** start Provided material **

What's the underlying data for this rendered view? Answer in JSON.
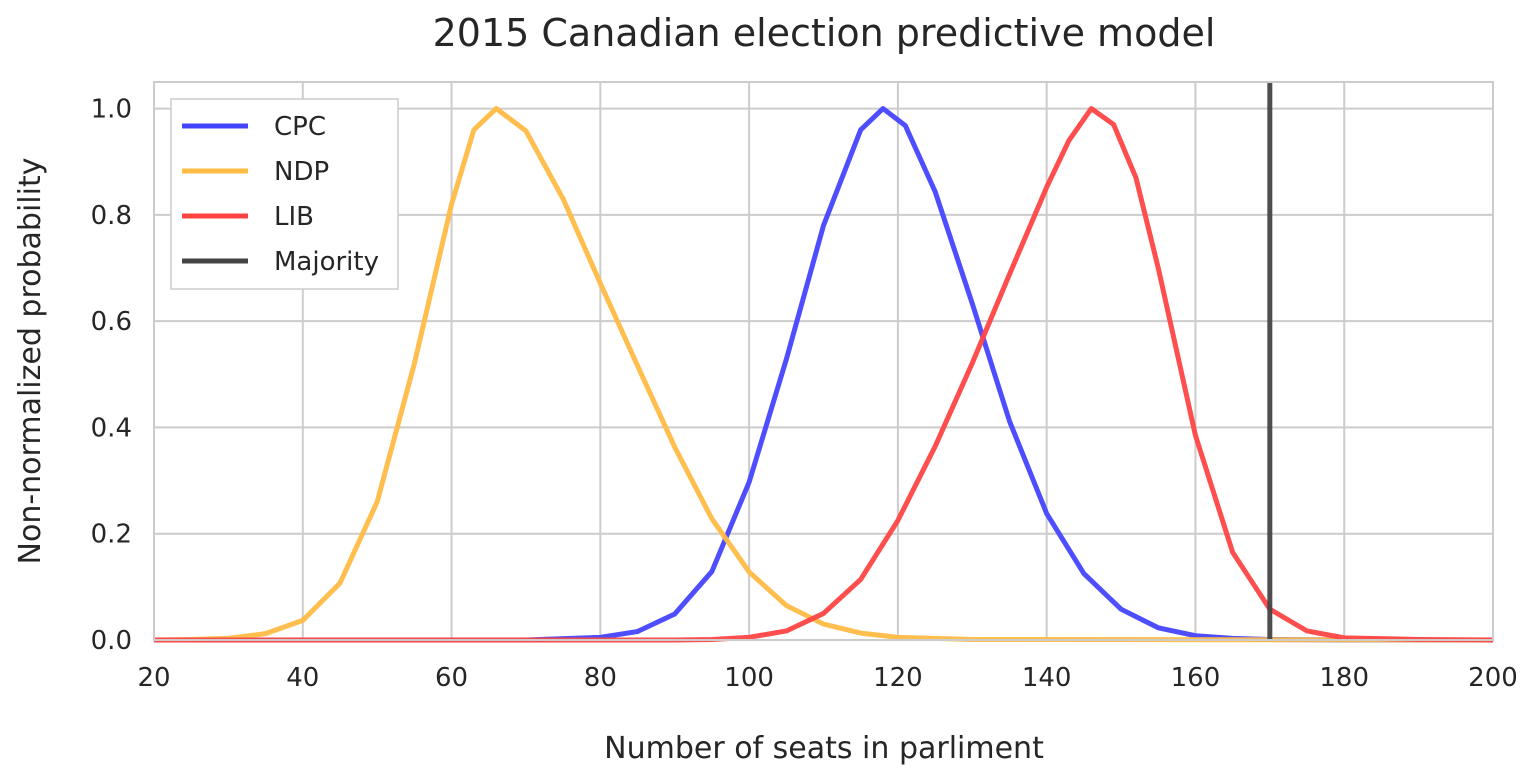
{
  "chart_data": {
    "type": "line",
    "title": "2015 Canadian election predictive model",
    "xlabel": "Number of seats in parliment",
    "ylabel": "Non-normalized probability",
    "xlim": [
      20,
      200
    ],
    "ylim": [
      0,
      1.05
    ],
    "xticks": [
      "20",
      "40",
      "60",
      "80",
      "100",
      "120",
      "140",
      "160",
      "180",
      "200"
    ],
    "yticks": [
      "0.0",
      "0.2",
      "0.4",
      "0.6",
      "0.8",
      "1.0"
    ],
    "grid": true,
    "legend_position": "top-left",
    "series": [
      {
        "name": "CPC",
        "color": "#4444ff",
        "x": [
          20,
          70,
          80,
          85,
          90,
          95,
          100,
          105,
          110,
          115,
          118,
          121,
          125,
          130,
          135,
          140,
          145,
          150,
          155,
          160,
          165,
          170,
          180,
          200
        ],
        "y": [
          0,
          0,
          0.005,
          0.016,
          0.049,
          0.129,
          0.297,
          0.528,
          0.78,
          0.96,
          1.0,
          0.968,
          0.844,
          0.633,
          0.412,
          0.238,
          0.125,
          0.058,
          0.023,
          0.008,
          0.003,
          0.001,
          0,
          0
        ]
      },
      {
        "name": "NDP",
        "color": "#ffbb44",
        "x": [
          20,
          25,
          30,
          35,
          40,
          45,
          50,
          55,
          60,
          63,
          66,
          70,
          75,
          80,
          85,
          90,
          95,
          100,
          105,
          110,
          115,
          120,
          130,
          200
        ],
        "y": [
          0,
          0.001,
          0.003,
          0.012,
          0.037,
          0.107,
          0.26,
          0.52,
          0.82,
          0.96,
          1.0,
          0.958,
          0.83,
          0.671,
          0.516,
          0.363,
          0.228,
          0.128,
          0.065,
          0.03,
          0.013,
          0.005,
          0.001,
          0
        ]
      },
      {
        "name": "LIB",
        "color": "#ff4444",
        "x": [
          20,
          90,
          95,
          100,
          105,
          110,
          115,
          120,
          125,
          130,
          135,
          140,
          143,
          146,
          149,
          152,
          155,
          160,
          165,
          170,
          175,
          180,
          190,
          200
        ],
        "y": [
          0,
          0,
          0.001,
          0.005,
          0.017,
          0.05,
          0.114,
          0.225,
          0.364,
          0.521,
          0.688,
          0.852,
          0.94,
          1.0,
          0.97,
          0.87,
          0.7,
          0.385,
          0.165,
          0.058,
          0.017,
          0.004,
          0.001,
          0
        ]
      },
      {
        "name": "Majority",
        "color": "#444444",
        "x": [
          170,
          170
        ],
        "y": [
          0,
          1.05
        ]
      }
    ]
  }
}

** end Provided material **
** start Provided material **

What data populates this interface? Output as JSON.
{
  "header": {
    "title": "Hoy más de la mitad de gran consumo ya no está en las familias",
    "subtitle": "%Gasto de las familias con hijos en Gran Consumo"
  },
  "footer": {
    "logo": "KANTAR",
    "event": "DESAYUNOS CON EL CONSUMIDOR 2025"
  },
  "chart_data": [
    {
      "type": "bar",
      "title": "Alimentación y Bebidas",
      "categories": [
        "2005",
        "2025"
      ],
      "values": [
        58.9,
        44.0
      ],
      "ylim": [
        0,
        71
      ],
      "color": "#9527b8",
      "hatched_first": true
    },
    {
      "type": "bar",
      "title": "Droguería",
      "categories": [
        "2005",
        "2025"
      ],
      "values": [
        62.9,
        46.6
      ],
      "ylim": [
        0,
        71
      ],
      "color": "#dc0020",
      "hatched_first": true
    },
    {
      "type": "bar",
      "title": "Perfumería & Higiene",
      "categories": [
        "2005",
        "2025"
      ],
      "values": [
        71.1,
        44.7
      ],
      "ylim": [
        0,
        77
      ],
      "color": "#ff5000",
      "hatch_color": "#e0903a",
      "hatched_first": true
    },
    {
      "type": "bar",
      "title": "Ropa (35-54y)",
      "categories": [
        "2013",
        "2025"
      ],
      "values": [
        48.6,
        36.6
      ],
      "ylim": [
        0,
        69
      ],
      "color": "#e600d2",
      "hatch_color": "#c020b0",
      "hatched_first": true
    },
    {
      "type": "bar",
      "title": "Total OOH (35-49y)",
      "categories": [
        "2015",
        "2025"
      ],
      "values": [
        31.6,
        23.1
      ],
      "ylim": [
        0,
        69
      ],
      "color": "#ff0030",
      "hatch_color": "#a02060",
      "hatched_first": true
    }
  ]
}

** end Provided material **

_What to do_.
Gather each line of the listing that holds the string "name".

_Problem solution_.
        "name": "CPC",
        "name": "NDP",
        "name": "LIB",
        "name": "Majority",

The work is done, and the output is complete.